## [DIRECTION]
Pull out every line below containing the word "this".

Start of GIVEN DATA

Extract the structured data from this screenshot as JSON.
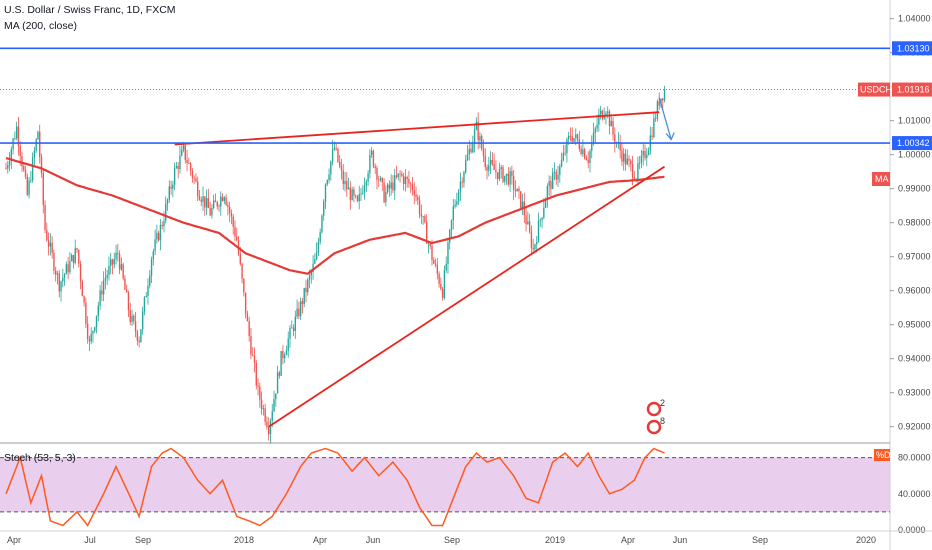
{
  "header": {
    "title": "U.S. Dollar / Swiss Franc, 1D, FXCM",
    "ma_label": "MA (200, close)",
    "stoch_label": "Stoch (53, 5, 3)"
  },
  "price_tag": {
    "symbol": "USDCHF",
    "value": "1.01916"
  },
  "level_tags": {
    "upper": "1.03130",
    "lower": "1.00342"
  },
  "ma_tag": "MA",
  "stoch_tag": "%D",
  "event_badges": [
    "2",
    "8"
  ],
  "colors": {
    "candle_up": "#26a69a",
    "candle_down": "#ef5350",
    "ma_line": "#e53935",
    "trendline": "#e8241f",
    "level_line": "#2962ff",
    "stoch_line": "#ff5a1f",
    "stoch_band": "#e1bee7",
    "arrow": "#4a90d9"
  },
  "chart_data": {
    "type": "candlestick",
    "symbol": "USDCHF",
    "timeframe": "1D",
    "price_axis": {
      "ylim": [
        0.9155,
        1.0455
      ],
      "ticks": [
        "1.04000",
        "1.03000",
        "1.02000",
        "1.01000",
        "1.00000",
        "0.99000",
        "0.98000",
        "0.97000",
        "0.96000",
        "0.95000",
        "0.94000",
        "0.93000",
        "0.92000"
      ]
    },
    "time_axis": {
      "labels": [
        "Apr",
        "Jul",
        "Sep",
        "2018",
        "Apr",
        "Jun",
        "Sep",
        "2019",
        "Apr",
        "Jun",
        "Sep",
        "2020"
      ]
    },
    "horizontal_levels": [
      1.0313,
      1.00342
    ],
    "last_price": 1.01916,
    "price_path": [
      [
        0,
        0.996
      ],
      [
        6,
        1.008
      ],
      [
        12,
        0.988
      ],
      [
        18,
        1.007
      ],
      [
        22,
        0.978
      ],
      [
        30,
        0.962
      ],
      [
        40,
        0.972
      ],
      [
        47,
        0.944
      ],
      [
        55,
        0.963
      ],
      [
        63,
        0.971
      ],
      [
        70,
        0.952
      ],
      [
        75,
        0.946
      ],
      [
        82,
        0.97
      ],
      [
        88,
        0.98
      ],
      [
        95,
        0.995
      ],
      [
        100,
        1.001
      ],
      [
        108,
        0.99
      ],
      [
        115,
        0.983
      ],
      [
        123,
        0.989
      ],
      [
        130,
        0.975
      ],
      [
        136,
        0.95
      ],
      [
        142,
        0.93
      ],
      [
        148,
        0.92
      ],
      [
        155,
        0.94
      ],
      [
        165,
        0.954
      ],
      [
        175,
        0.97
      ],
      [
        180,
        0.992
      ],
      [
        185,
        1.002
      ],
      [
        190,
        0.992
      ],
      [
        198,
        0.985
      ],
      [
        206,
        1.0
      ],
      [
        213,
        0.988
      ],
      [
        222,
        0.994
      ],
      [
        230,
        0.99
      ],
      [
        236,
        0.978
      ],
      [
        241,
        0.968
      ],
      [
        246,
        0.96
      ],
      [
        252,
        0.984
      ],
      [
        258,
        0.996
      ],
      [
        265,
        1.008
      ],
      [
        270,
        0.998
      ],
      [
        276,
        0.995
      ],
      [
        284,
        0.993
      ],
      [
        291,
        0.985
      ],
      [
        297,
        0.972
      ],
      [
        305,
        0.99
      ],
      [
        312,
        0.996
      ],
      [
        318,
        1.006
      ],
      [
        322,
        1.004
      ],
      [
        328,
        0.999
      ],
      [
        334,
        1.011
      ],
      [
        338,
        1.014
      ],
      [
        342,
        1.006
      ],
      [
        348,
        0.999
      ],
      [
        355,
        0.994
      ],
      [
        362,
        1.003
      ],
      [
        368,
        1.016
      ],
      [
        371,
        1.0191
      ]
    ],
    "ma_200": [
      [
        0,
        0.999
      ],
      [
        20,
        0.996
      ],
      [
        40,
        0.991
      ],
      [
        60,
        0.988
      ],
      [
        80,
        0.984
      ],
      [
        100,
        0.98
      ],
      [
        120,
        0.977
      ],
      [
        135,
        0.971
      ],
      [
        150,
        0.968
      ],
      [
        160,
        0.966
      ],
      [
        170,
        0.965
      ],
      [
        185,
        0.971
      ],
      [
        205,
        0.975
      ],
      [
        225,
        0.977
      ],
      [
        240,
        0.974
      ],
      [
        255,
        0.976
      ],
      [
        270,
        0.98
      ],
      [
        290,
        0.984
      ],
      [
        310,
        0.988
      ],
      [
        325,
        0.99
      ],
      [
        340,
        0.992
      ],
      [
        355,
        0.9925
      ],
      [
        371,
        0.9935
      ]
    ],
    "trendlines": [
      {
        "name": "resistance",
        "points": [
          [
            95,
            1.003
          ],
          [
            368,
            1.0125
          ]
        ]
      },
      {
        "name": "support",
        "points": [
          [
            148,
            0.92
          ],
          [
            371,
            0.9965
          ]
        ]
      }
    ],
    "stochastic": {
      "params": [
        53,
        5,
        3
      ],
      "ylim": [
        0,
        95
      ],
      "ticks": [
        "80.0000",
        "40.0000",
        "0.0000"
      ],
      "bands": [
        80,
        20
      ],
      "values": [
        [
          0,
          40
        ],
        [
          8,
          80
        ],
        [
          14,
          30
        ],
        [
          20,
          60
        ],
        [
          25,
          10
        ],
        [
          32,
          5
        ],
        [
          40,
          20
        ],
        [
          46,
          5
        ],
        [
          55,
          40
        ],
        [
          62,
          70
        ],
        [
          68,
          45
        ],
        [
          75,
          15
        ],
        [
          82,
          70
        ],
        [
          88,
          85
        ],
        [
          93,
          90
        ],
        [
          100,
          80
        ],
        [
          108,
          55
        ],
        [
          115,
          40
        ],
        [
          122,
          55
        ],
        [
          130,
          15
        ],
        [
          137,
          10
        ],
        [
          143,
          5
        ],
        [
          150,
          15
        ],
        [
          158,
          40
        ],
        [
          166,
          70
        ],
        [
          172,
          85
        ],
        [
          180,
          90
        ],
        [
          187,
          85
        ],
        [
          195,
          65
        ],
        [
          202,
          80
        ],
        [
          210,
          60
        ],
        [
          218,
          75
        ],
        [
          226,
          55
        ],
        [
          233,
          25
        ],
        [
          240,
          5
        ],
        [
          246,
          5
        ],
        [
          253,
          40
        ],
        [
          259,
          70
        ],
        [
          265,
          85
        ],
        [
          271,
          75
        ],
        [
          278,
          80
        ],
        [
          286,
          60
        ],
        [
          293,
          35
        ],
        [
          300,
          30
        ],
        [
          308,
          75
        ],
        [
          315,
          85
        ],
        [
          322,
          70
        ],
        [
          328,
          85
        ],
        [
          334,
          60
        ],
        [
          340,
          40
        ],
        [
          347,
          45
        ],
        [
          354,
          55
        ],
        [
          360,
          80
        ],
        [
          365,
          90
        ],
        [
          371,
          85
        ]
      ]
    }
  }
}
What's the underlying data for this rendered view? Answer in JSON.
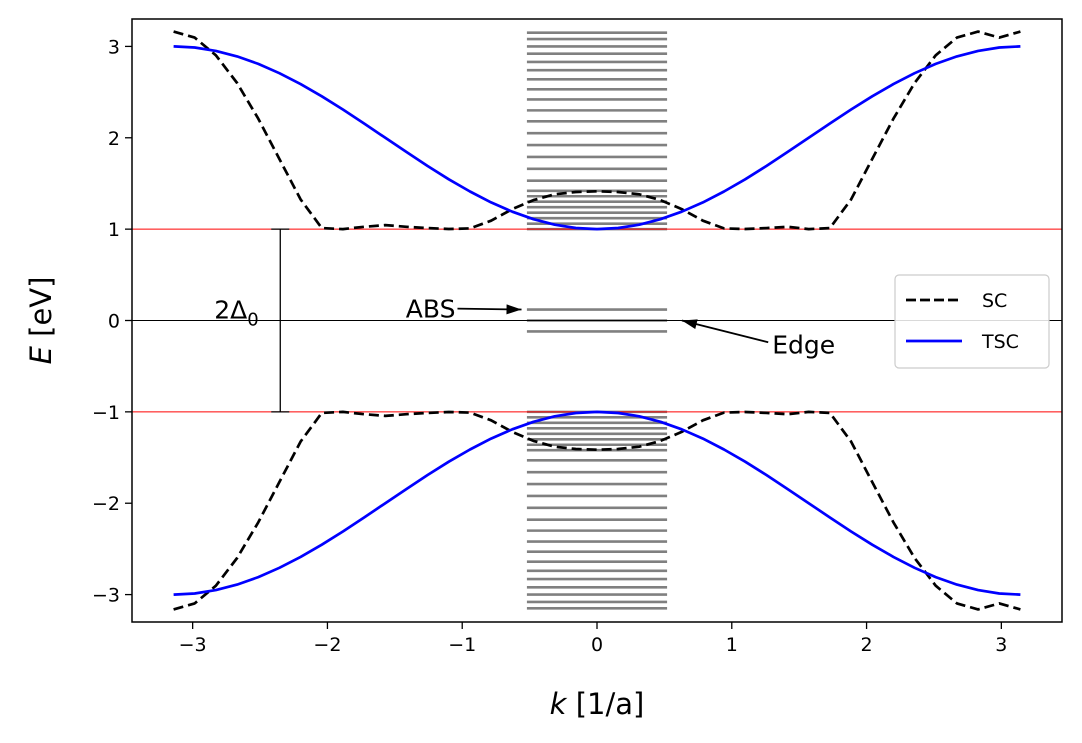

End of GIVEN DATA

## [RESPONSE BELOW]
Extract the structured data from this screenshot as JSON.
What's the underlying data for this rendered view? Answer in JSON.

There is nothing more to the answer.